Work to do ▸ Say how many lines contain the word "readings" and give no other text.

• • • •

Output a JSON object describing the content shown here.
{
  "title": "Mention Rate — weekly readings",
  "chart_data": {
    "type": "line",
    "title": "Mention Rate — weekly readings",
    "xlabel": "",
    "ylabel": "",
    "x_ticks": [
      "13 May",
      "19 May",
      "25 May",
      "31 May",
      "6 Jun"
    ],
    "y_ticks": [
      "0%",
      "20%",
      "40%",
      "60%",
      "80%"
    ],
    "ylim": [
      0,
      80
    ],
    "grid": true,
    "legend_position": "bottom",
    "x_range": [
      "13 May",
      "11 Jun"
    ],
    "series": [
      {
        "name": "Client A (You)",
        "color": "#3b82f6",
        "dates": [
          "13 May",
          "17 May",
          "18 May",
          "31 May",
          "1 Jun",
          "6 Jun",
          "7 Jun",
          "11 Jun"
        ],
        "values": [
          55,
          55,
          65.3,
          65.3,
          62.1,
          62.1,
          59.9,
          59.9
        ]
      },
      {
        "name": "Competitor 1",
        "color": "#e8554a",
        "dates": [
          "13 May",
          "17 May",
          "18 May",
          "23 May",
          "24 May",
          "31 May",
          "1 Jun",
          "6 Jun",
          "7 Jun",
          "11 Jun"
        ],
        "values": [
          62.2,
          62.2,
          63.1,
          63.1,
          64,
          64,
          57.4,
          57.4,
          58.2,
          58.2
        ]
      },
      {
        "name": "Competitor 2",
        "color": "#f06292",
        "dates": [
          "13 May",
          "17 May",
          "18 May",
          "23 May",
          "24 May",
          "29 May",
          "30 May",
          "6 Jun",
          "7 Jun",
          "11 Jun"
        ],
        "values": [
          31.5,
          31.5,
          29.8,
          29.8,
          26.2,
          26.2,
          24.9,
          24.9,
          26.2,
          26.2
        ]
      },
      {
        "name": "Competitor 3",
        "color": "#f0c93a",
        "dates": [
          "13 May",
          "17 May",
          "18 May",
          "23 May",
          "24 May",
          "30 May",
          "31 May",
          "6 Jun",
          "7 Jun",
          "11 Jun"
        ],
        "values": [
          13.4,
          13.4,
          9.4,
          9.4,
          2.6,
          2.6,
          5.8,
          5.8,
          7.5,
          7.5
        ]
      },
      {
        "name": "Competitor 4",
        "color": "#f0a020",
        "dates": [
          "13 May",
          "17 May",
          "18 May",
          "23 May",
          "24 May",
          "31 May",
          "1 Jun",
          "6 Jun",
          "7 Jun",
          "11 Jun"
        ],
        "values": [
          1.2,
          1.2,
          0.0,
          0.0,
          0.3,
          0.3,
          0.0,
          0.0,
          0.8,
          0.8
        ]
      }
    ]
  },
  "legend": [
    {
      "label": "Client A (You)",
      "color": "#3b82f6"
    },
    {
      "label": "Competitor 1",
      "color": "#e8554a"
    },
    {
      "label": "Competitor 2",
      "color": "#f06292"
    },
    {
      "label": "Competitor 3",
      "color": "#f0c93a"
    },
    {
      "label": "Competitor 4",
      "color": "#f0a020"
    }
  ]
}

• • • •

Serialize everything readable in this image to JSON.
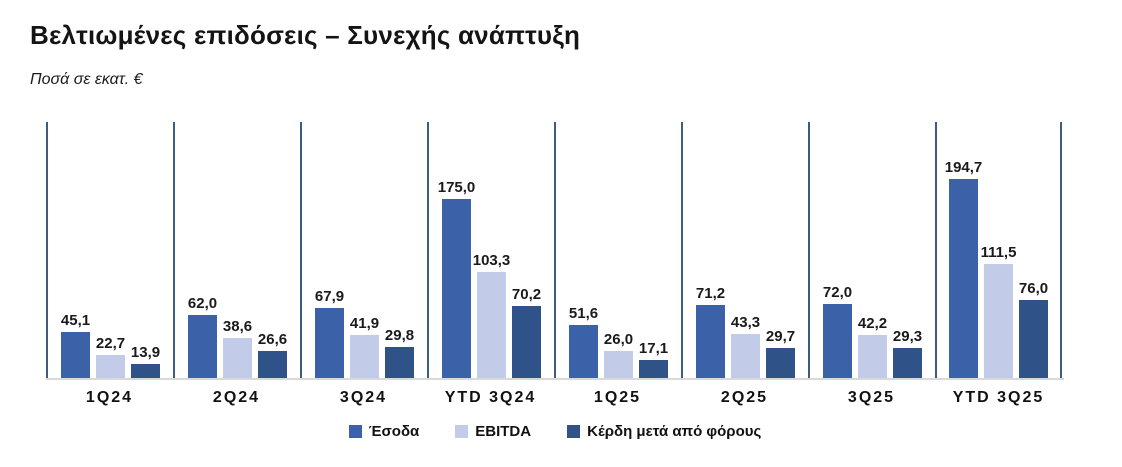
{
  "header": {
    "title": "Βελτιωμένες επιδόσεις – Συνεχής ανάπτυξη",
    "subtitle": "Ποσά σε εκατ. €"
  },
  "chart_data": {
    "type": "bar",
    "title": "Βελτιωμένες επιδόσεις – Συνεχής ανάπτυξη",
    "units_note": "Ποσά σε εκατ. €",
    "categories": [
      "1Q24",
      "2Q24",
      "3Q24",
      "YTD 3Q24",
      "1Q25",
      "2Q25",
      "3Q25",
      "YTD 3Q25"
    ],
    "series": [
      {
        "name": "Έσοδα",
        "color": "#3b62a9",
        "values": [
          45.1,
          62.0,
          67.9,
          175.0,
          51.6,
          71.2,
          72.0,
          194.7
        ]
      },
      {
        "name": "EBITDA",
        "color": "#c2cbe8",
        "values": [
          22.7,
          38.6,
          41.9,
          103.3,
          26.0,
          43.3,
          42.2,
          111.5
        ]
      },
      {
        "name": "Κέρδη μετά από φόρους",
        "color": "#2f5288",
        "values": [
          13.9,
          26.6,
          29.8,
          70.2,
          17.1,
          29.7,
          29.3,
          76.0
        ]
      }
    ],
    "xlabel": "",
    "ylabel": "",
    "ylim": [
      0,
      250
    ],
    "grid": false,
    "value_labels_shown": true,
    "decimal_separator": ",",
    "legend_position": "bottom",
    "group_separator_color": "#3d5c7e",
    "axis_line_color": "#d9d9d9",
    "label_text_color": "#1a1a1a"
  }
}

• • • •

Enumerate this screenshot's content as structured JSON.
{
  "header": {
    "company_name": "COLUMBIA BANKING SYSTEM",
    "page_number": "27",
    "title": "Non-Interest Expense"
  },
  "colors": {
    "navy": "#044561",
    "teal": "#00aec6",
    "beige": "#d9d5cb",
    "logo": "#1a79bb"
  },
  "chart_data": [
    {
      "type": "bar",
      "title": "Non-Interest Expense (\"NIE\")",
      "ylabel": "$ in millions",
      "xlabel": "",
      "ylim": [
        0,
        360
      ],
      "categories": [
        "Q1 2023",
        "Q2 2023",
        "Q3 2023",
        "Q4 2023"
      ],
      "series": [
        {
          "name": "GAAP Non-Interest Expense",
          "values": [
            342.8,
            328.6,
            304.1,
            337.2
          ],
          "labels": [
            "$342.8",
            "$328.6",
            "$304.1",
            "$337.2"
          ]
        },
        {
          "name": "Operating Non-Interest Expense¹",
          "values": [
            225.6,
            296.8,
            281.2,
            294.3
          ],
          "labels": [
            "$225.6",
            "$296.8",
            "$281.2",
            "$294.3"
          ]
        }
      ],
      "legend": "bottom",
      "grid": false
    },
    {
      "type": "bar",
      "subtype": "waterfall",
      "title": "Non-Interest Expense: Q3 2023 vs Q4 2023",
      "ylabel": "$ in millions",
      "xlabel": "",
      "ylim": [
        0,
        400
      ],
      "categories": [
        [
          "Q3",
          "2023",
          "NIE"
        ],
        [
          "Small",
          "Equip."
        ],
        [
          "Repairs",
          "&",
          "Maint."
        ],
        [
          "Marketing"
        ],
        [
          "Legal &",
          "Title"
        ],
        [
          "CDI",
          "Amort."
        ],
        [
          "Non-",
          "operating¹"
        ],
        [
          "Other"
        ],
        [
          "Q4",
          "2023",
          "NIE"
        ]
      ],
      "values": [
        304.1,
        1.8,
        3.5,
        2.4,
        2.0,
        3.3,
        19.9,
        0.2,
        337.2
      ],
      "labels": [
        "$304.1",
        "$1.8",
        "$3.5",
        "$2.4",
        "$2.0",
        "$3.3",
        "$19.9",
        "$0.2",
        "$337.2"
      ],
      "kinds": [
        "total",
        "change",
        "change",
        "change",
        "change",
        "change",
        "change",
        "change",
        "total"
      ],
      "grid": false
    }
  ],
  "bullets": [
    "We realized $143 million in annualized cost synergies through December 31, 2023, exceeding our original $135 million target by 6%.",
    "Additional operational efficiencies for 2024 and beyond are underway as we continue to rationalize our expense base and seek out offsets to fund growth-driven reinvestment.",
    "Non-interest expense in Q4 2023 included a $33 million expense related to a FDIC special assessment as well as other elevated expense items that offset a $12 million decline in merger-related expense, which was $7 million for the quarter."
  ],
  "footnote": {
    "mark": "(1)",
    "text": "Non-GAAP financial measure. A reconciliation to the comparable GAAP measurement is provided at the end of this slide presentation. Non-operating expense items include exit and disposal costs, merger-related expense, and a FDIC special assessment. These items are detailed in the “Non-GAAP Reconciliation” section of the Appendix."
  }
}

• • • •

Task result ▸ 2